_Requirement_
Collect all lines from the records below that include the word "hectare".
------------------------------------------------------------
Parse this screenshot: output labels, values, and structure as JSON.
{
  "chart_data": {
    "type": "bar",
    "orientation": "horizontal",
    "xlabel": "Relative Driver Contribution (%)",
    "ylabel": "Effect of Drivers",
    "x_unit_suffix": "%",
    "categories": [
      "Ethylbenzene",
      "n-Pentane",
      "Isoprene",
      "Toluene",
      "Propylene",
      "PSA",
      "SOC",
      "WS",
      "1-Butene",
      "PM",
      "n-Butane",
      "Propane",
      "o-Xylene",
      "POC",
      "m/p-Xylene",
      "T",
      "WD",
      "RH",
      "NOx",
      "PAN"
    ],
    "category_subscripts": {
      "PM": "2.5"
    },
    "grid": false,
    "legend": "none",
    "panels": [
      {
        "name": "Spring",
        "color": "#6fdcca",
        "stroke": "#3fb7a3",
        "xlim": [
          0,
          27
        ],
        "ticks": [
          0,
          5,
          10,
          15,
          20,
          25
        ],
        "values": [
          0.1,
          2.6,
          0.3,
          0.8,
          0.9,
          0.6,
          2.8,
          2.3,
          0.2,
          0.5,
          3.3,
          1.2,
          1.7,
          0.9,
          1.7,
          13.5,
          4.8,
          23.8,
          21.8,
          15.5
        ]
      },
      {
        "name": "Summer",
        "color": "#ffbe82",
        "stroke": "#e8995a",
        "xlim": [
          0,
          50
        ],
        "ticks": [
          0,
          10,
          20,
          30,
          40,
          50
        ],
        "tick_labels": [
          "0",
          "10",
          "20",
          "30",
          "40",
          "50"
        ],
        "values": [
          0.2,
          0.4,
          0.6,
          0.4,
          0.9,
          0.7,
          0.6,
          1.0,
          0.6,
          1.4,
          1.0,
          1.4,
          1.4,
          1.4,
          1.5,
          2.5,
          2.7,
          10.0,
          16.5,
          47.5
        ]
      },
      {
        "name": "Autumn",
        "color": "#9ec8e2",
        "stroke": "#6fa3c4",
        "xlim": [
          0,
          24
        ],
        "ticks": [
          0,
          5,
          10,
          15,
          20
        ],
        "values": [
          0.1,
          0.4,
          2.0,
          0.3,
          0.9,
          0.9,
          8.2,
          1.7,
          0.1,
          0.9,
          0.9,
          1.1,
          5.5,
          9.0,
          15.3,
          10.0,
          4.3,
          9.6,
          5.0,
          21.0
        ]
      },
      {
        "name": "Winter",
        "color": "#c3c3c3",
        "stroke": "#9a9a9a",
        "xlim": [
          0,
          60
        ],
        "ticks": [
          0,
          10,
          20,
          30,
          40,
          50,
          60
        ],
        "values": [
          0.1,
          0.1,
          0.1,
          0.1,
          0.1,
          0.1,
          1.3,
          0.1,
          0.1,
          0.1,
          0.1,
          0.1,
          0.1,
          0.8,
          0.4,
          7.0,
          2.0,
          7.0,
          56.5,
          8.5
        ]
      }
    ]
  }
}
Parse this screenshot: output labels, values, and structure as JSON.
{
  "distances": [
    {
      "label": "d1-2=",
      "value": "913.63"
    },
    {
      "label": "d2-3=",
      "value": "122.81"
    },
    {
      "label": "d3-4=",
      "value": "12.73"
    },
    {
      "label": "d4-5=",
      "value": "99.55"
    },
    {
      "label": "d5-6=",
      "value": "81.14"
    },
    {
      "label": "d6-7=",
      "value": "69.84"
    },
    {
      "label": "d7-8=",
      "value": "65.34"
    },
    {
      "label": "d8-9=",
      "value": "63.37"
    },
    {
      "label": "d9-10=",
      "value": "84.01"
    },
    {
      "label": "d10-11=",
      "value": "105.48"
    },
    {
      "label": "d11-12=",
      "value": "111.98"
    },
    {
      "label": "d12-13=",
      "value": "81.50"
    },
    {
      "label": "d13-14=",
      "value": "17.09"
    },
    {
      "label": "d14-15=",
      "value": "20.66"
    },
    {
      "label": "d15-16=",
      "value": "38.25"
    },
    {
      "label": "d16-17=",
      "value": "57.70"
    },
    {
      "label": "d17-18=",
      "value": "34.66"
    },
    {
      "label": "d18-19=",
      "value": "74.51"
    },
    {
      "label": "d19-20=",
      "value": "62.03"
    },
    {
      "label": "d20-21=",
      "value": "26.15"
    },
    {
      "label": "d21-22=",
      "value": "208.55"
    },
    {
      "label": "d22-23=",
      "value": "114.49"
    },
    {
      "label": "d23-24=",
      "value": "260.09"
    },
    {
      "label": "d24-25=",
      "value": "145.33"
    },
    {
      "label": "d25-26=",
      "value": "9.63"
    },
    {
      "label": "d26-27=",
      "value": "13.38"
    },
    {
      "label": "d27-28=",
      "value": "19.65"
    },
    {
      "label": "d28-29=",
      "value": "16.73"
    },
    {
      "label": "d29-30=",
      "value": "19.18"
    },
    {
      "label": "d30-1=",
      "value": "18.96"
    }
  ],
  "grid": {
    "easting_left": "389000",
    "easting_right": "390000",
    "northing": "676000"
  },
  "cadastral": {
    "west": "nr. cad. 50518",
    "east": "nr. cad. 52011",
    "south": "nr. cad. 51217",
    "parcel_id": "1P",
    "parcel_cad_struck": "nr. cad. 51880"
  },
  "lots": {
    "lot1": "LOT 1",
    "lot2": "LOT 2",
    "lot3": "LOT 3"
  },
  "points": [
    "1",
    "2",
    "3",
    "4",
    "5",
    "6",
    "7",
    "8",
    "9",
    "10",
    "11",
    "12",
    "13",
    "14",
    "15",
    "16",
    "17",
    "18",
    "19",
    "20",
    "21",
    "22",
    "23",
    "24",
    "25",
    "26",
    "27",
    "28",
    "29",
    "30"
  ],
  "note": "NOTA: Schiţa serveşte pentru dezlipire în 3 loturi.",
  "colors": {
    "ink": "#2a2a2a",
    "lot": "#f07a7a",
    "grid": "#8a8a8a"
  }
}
------------------------------------------------------------
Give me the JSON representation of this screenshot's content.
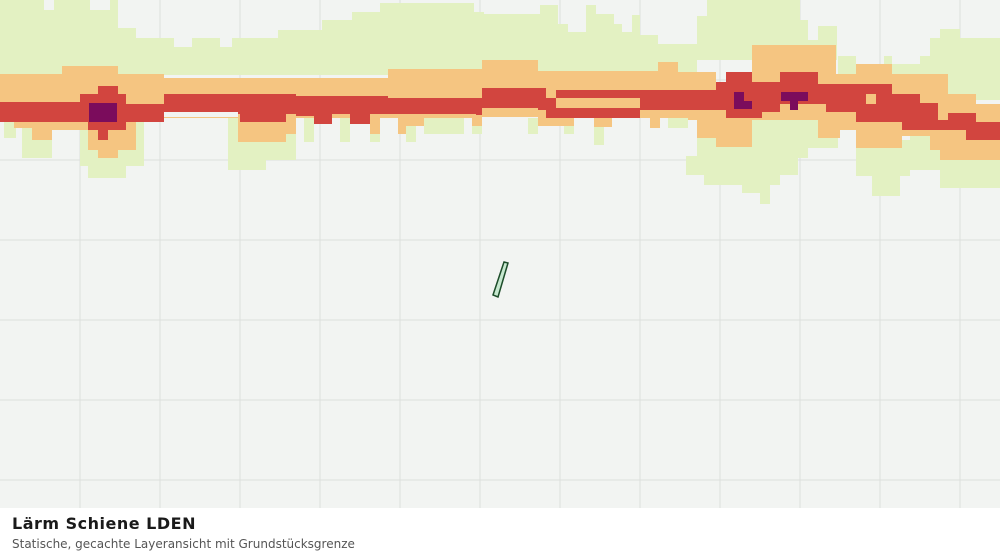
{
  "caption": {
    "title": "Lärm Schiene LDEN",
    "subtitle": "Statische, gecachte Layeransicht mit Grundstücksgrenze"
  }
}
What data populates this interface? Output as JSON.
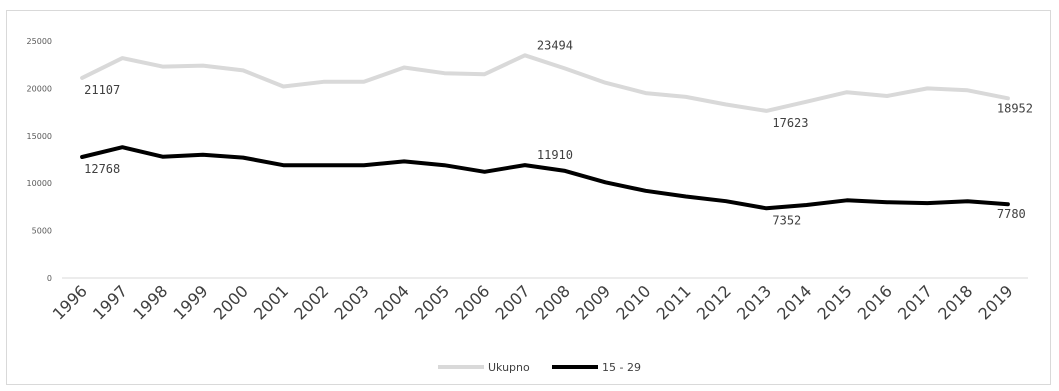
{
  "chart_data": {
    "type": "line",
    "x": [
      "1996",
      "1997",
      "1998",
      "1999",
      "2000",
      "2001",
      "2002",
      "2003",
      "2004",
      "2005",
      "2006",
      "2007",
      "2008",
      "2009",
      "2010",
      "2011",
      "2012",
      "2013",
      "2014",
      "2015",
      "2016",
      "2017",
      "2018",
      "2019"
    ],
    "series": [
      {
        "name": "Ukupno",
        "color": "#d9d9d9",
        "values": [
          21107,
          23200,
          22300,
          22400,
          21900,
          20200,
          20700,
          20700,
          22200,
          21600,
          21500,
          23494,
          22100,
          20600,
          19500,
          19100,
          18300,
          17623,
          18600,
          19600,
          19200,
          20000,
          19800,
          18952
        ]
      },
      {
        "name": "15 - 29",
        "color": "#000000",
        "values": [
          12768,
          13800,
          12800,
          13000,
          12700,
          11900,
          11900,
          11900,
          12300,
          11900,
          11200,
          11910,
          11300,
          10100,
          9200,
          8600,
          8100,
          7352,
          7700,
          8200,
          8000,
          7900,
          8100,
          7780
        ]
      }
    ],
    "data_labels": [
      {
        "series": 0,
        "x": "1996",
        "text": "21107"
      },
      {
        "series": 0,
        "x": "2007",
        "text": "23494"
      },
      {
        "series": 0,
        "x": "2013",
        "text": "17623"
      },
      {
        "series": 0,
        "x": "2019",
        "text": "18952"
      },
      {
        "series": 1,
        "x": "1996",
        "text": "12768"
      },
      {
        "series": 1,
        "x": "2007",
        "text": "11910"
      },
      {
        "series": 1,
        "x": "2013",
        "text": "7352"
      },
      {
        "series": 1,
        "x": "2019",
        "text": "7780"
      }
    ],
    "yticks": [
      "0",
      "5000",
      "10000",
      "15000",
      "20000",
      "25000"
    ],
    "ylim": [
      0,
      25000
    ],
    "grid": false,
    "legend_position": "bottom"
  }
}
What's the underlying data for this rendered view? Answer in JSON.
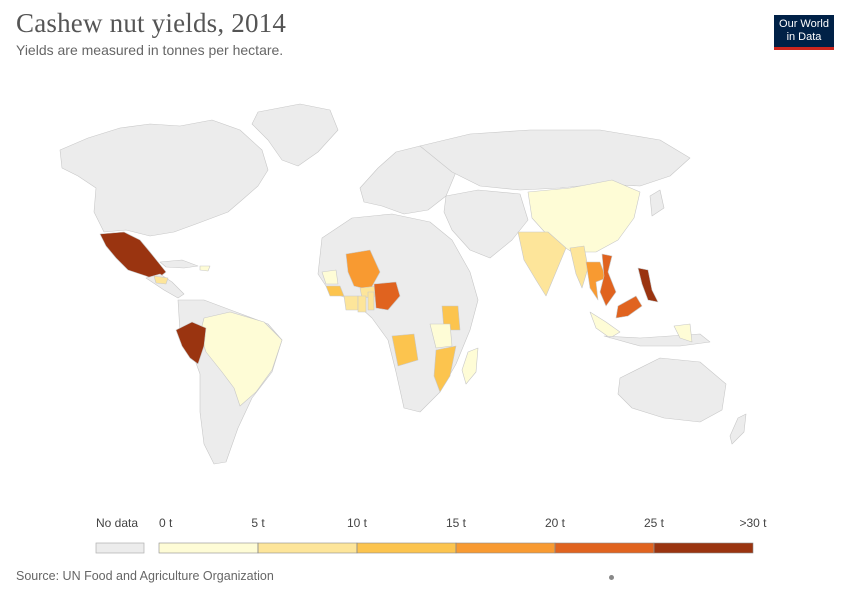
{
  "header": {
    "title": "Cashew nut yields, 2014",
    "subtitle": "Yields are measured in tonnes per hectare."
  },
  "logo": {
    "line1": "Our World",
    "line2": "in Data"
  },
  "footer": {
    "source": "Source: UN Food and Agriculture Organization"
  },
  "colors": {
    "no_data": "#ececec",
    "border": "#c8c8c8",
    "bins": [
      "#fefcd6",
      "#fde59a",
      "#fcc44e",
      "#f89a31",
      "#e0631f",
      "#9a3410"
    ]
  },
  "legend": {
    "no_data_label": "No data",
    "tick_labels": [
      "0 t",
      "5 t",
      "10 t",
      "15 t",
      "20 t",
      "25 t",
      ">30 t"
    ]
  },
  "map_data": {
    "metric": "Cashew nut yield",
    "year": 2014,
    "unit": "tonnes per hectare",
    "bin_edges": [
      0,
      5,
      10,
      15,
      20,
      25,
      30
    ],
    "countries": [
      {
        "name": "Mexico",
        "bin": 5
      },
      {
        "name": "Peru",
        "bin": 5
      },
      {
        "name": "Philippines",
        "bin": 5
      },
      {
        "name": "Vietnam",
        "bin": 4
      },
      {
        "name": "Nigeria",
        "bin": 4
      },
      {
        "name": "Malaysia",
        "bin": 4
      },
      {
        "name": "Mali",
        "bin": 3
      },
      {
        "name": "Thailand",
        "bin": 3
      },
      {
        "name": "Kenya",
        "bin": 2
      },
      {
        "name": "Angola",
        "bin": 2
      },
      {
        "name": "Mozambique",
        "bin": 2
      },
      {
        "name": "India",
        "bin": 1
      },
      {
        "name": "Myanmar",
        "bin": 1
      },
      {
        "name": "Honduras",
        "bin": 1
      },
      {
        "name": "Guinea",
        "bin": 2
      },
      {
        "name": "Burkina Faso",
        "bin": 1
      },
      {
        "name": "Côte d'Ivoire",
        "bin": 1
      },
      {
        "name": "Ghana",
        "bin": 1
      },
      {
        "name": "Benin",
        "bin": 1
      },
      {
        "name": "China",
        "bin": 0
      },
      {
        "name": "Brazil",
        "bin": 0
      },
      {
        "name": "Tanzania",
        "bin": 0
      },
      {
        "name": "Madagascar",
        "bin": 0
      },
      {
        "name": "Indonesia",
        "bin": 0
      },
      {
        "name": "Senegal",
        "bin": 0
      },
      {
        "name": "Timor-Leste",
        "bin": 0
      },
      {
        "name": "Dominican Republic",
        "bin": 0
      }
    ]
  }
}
------------------------------------------------------------
_Solution for this exercise_
    "subtitle": "Yields are measured in tonnes per hectare."
    "unit": "tonnes per hectare",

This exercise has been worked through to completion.